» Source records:
· · · · ·
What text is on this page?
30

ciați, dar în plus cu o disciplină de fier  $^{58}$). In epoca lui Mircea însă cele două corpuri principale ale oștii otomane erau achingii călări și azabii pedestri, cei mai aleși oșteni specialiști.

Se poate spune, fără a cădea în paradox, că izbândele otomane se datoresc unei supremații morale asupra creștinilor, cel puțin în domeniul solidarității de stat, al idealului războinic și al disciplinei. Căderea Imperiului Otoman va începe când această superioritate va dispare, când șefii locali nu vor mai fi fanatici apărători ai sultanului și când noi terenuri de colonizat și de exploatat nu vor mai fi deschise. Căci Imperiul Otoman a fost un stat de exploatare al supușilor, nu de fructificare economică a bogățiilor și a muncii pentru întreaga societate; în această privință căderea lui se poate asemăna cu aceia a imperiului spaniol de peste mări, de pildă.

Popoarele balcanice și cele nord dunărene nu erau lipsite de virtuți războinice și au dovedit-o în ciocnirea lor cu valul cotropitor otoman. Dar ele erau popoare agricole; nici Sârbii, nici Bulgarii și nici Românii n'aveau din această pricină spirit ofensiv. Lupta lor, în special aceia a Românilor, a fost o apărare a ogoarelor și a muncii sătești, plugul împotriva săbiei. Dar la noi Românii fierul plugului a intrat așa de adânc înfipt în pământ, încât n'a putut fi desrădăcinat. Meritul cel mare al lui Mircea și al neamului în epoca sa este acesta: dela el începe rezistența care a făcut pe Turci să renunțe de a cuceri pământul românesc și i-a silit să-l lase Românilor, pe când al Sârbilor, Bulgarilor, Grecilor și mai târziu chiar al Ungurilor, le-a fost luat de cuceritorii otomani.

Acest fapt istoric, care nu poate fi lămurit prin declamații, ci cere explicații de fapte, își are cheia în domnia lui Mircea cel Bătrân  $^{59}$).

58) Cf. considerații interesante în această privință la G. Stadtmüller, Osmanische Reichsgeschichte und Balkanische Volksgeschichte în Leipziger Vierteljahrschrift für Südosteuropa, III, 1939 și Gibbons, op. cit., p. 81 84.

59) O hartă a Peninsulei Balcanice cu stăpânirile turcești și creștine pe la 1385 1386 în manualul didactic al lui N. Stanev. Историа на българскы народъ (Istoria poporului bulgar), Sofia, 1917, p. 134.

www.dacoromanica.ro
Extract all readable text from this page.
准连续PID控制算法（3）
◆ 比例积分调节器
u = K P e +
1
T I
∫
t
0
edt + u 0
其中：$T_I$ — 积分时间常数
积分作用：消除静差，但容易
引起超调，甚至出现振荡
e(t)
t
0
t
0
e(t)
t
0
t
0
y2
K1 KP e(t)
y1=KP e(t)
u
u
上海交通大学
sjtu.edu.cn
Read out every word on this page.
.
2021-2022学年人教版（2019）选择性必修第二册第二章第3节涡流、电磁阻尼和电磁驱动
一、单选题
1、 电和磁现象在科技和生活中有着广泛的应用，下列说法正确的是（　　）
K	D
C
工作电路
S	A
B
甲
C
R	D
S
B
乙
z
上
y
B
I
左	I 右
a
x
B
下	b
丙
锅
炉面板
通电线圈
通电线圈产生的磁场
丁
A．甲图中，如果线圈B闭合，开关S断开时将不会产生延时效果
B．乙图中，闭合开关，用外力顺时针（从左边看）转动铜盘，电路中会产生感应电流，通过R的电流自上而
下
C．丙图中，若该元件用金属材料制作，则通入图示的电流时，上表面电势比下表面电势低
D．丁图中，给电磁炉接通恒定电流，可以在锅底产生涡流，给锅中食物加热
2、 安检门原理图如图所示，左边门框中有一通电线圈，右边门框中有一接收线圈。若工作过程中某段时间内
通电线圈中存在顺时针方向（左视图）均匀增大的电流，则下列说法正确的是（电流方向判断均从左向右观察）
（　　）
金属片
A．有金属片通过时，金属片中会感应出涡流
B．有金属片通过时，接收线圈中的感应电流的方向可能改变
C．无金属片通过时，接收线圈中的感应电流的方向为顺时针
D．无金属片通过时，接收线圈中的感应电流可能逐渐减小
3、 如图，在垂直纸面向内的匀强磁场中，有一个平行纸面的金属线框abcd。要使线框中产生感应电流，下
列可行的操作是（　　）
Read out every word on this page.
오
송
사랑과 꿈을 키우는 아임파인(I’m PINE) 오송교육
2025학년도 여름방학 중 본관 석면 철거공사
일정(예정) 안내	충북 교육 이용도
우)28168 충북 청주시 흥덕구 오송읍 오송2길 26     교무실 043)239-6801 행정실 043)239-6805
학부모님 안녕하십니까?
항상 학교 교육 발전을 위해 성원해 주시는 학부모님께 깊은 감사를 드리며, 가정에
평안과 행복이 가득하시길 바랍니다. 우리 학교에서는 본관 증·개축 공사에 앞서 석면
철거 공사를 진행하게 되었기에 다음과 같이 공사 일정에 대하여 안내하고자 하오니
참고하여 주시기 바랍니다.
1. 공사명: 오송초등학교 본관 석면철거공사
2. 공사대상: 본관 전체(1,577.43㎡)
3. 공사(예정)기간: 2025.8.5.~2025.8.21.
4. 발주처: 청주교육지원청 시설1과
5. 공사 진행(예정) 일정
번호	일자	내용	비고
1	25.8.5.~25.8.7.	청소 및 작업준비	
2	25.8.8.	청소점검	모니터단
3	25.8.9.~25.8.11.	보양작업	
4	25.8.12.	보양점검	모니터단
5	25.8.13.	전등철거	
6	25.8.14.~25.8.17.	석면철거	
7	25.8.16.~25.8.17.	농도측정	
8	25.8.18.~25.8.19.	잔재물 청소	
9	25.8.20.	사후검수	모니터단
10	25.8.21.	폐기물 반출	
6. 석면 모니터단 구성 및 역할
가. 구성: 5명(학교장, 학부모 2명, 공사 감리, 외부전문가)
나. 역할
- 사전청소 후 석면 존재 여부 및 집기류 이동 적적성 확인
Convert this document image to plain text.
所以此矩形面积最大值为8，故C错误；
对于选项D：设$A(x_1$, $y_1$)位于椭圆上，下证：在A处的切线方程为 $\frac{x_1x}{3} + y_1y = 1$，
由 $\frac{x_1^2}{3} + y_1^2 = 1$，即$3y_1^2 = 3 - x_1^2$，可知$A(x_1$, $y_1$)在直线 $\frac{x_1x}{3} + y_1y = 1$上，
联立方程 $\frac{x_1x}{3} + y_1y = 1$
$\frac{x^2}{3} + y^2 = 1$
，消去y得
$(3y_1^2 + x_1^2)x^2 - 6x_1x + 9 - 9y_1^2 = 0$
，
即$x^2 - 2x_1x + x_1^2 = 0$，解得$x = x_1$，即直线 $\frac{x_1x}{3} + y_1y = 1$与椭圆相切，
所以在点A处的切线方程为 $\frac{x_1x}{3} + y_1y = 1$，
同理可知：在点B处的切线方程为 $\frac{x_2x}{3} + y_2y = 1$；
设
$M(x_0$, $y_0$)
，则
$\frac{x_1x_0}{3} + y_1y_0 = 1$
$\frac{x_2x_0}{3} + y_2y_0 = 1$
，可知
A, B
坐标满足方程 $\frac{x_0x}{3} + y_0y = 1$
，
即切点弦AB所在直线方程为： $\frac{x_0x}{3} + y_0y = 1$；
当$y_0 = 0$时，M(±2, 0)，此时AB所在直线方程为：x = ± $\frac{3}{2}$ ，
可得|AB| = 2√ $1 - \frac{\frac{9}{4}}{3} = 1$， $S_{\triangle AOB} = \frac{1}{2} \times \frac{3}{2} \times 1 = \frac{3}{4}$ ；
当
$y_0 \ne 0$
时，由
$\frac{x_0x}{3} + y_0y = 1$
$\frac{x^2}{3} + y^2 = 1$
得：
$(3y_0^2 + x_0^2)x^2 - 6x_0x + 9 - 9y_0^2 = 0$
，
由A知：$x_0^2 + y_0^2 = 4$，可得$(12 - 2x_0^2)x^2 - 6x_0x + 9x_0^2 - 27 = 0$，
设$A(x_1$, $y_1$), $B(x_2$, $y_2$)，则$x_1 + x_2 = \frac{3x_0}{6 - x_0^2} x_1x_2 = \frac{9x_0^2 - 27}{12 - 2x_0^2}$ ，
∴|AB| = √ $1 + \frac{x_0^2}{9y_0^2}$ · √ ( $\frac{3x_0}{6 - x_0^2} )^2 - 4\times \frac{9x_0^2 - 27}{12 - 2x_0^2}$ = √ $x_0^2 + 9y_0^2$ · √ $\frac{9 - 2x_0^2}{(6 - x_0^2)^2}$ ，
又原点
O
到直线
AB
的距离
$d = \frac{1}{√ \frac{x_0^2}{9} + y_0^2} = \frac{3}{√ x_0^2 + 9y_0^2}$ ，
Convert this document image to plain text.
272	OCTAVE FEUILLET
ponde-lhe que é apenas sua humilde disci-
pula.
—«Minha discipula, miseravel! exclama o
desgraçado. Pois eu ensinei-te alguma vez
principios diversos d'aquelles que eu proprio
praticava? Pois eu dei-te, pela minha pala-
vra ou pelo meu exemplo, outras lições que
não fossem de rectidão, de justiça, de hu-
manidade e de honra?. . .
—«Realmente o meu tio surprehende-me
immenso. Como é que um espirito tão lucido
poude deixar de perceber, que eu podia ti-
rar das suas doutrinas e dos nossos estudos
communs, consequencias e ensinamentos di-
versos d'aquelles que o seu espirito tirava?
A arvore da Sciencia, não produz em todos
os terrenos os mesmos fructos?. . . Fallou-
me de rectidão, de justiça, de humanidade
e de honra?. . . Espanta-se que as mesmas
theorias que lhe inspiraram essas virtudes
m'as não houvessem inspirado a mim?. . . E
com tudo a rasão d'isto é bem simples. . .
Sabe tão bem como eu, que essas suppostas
· · · · ·
» Work to be completed: Go over the data above and copy every line that has the word "privință" in it.

» Task solution:
Se poate spune, fără a cădea în paradox, că izbândele otomane se datoresc unei supremații morale asupra creștinilor, cel puțin în domeniul solidarității de stat, al idealului războinic și al disciplinei. Căderea Imperiului Otoman va începe când această superioritate va dispare, când șefii locali nu vor mai fi fanatici apărători ai sultanului și când noi terenuri de colonizat și de exploatat nu vor mai fi deschise. Căci Imperiul Otoman a fost un stat de exploatare al supușilor, nu de fructificare economică a bogățiilor și a muncii pentru întreaga societate; în această privință căderea lui se poate asemăna cu aceia a imperiului spaniol de peste mări, de pildă.
58) Cf. considerații interesante în această privință la G. Stadtmüller, Osmanische Reichsgeschichte und Balkanische Volksgeschichte în Leipziger Vierteljahrschrift für Südosteuropa, III, 1939 și Gibbons, op. cit., p. 81 84.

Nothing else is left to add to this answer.